→ **DIRECTION**:
Omit the pictures and return every entry exactly as written.

· · ·

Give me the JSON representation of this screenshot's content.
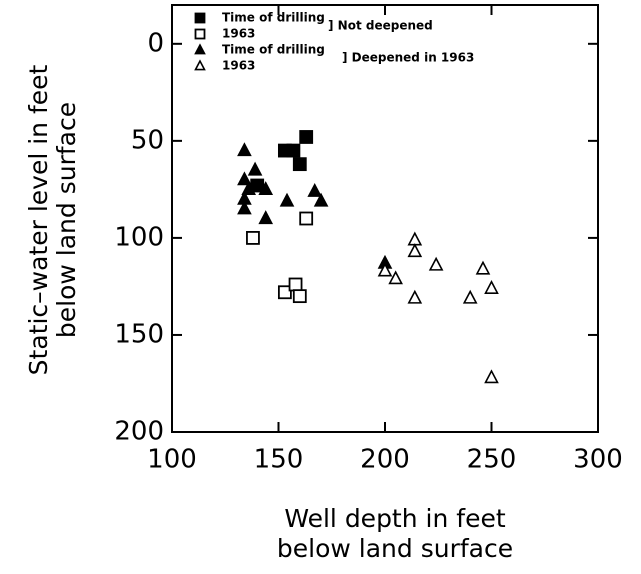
{
  "chart_data": {
    "type": "scatter",
    "xlabel": [
      "Well depth in feet",
      "below land surface"
    ],
    "ylabel": [
      "Static–water level in feet",
      "below land surface"
    ],
    "xlim": [
      100,
      300
    ],
    "xticks": [
      100,
      150,
      200,
      250,
      300
    ],
    "ylim": [
      -20,
      200
    ],
    "yticks": [
      0,
      50,
      100,
      150,
      200
    ],
    "y_inverted": true,
    "legend_groups": [
      "] Not deepened",
      "] Deepened in 1963"
    ],
    "series": [
      {
        "name": "Time of drilling",
        "marker": "square",
        "filled": true,
        "color": "#000000",
        "group": 0,
        "x": [
          140,
          153,
          157,
          160,
          163
        ],
        "values": [
          73,
          55,
          55,
          62,
          48
        ]
      },
      {
        "name": "1963",
        "marker": "square",
        "filled": false,
        "color": "#000000",
        "group": 0,
        "x": [
          138,
          153,
          158,
          160,
          163
        ],
        "values": [
          100,
          128,
          124,
          130,
          90
        ]
      },
      {
        "name": "Time of drilling",
        "marker": "triangle",
        "filled": true,
        "color": "#000000",
        "group": 1,
        "x": [
          134,
          134,
          134,
          134,
          136,
          139,
          144,
          144,
          154,
          167,
          170,
          200
        ],
        "values": [
          55,
          70,
          80,
          85,
          75,
          65,
          75,
          90,
          81,
          76,
          81,
          113
        ]
      },
      {
        "name": "1963",
        "marker": "triangle",
        "filled": false,
        "color": "#000000",
        "group": 1,
        "x": [
          200,
          205,
          214,
          214,
          214,
          224,
          240,
          246,
          250,
          250
        ],
        "values": [
          117,
          121,
          101,
          107,
          131,
          114,
          131,
          116,
          126,
          172
        ]
      }
    ]
  }
}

· · ·

→ **IN RESPONSE**:
Give me the JSON representation of this screenshot's content.
{
  "chart_data": {
    "type": "scatter",
    "xlabel": [
      "Well depth in feet",
      "below land surface"
    ],
    "ylabel": [
      "Static–water level in feet",
      "below land surface"
    ],
    "xlim": [
      100,
      300
    ],
    "xticks": [
      100,
      150,
      200,
      250,
      300
    ],
    "ylim": [
      -20,
      200
    ],
    "yticks": [
      0,
      50,
      100,
      150,
      200
    ],
    "y_inverted": true,
    "legend_groups": [
      "] Not deepened",
      "] Deepened in 1963"
    ],
    "series": [
      {
        "name": "Time of drilling",
        "marker": "square",
        "filled": true,
        "color": "#000000",
        "group": 0,
        "x": [
          140,
          153,
          157,
          160,
          163
        ],
        "values": [
          73,
          55,
          55,
          62,
          48
        ]
      },
      {
        "name": "1963",
        "marker": "square",
        "filled": false,
        "color": "#000000",
        "group": 0,
        "x": [
          138,
          153,
          158,
          160,
          163
        ],
        "values": [
          100,
          128,
          124,
          130,
          90
        ]
      },
      {
        "name": "Time of drilling",
        "marker": "triangle",
        "filled": true,
        "color": "#000000",
        "group": 1,
        "x": [
          134,
          134,
          134,
          134,
          136,
          139,
          144,
          144,
          154,
          167,
          170,
          200
        ],
        "values": [
          55,
          70,
          80,
          85,
          75,
          65,
          75,
          90,
          81,
          76,
          81,
          113
        ]
      },
      {
        "name": "1963",
        "marker": "triangle",
        "filled": false,
        "color": "#000000",
        "group": 1,
        "x": [
          200,
          205,
          214,
          214,
          214,
          224,
          240,
          246,
          250,
          250
        ],
        "values": [
          117,
          121,
          101,
          107,
          131,
          114,
          131,
          116,
          126,
          172
        ]
      }
    ]
  }
}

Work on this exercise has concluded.